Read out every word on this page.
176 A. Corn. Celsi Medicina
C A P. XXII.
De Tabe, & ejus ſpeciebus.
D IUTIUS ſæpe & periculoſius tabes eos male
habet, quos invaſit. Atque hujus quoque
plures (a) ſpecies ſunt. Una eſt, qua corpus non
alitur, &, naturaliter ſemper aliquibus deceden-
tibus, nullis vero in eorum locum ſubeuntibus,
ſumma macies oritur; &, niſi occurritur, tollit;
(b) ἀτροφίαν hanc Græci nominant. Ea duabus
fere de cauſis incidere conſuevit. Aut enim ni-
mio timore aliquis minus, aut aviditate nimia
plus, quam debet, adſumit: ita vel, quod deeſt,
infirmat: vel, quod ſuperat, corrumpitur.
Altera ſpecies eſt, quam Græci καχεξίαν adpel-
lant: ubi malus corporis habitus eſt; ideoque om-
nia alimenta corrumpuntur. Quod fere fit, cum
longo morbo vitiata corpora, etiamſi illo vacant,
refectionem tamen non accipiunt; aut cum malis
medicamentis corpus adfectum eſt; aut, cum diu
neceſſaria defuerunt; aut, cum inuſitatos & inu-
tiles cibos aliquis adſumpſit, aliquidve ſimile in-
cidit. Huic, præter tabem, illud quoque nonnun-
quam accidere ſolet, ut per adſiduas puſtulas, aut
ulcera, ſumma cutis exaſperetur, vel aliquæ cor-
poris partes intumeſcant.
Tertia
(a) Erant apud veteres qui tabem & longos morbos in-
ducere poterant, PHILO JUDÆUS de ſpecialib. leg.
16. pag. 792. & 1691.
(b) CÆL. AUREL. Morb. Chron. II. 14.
______
What is expected
Retype the data exactly as given.

Result for this exercise
Read out every word on this page.
176 A. Corn. Celsi Medicina
C A P. XXII.
De Tabe, & ejus ſpeciebus.
D IUTIUS ſæpe & periculoſius tabes eos male
habet, quos invaſit. Atque hujus quoque
plures (a) ſpecies ſunt. Una eſt, qua corpus non
alitur, &, naturaliter ſemper aliquibus deceden-
tibus, nullis vero in eorum locum ſubeuntibus,
ſumma macies oritur; &, niſi occurritur, tollit;
(b) ἀτροφίαν hanc Græci nominant. Ea duabus
fere de cauſis incidere conſuevit. Aut enim ni-
mio timore aliquis minus, aut aviditate nimia
plus, quam debet, adſumit: ita vel, quod deeſt,
infirmat: vel, quod ſuperat, corrumpitur.
Altera ſpecies eſt, quam Græci καχεξίαν adpel-
lant: ubi malus corporis habitus eſt; ideoque om-
nia alimenta corrumpuntur. Quod fere fit, cum
longo morbo vitiata corpora, etiamſi illo vacant,
refectionem tamen non accipiunt; aut cum malis
medicamentis corpus adfectum eſt; aut, cum diu
neceſſaria defuerunt; aut, cum inuſitatos & inu-
tiles cibos aliquis adſumpſit, aliquidve ſimile in-
cidit. Huic, præter tabem, illud quoque nonnun-
quam accidere ſolet, ut per adſiduas puſtulas, aut
ulcera, ſumma cutis exaſperetur, vel aliquæ cor-
poris partes intumeſcant.
Tertia
(a) Erant apud veteres qui tabem & longos morbos in-
ducere poterant, PHILO JUDÆUS de ſpecialib. leg.
16. pag. 792. & 1691.
(b) CÆL. AUREL. Morb. Chron. II. 14.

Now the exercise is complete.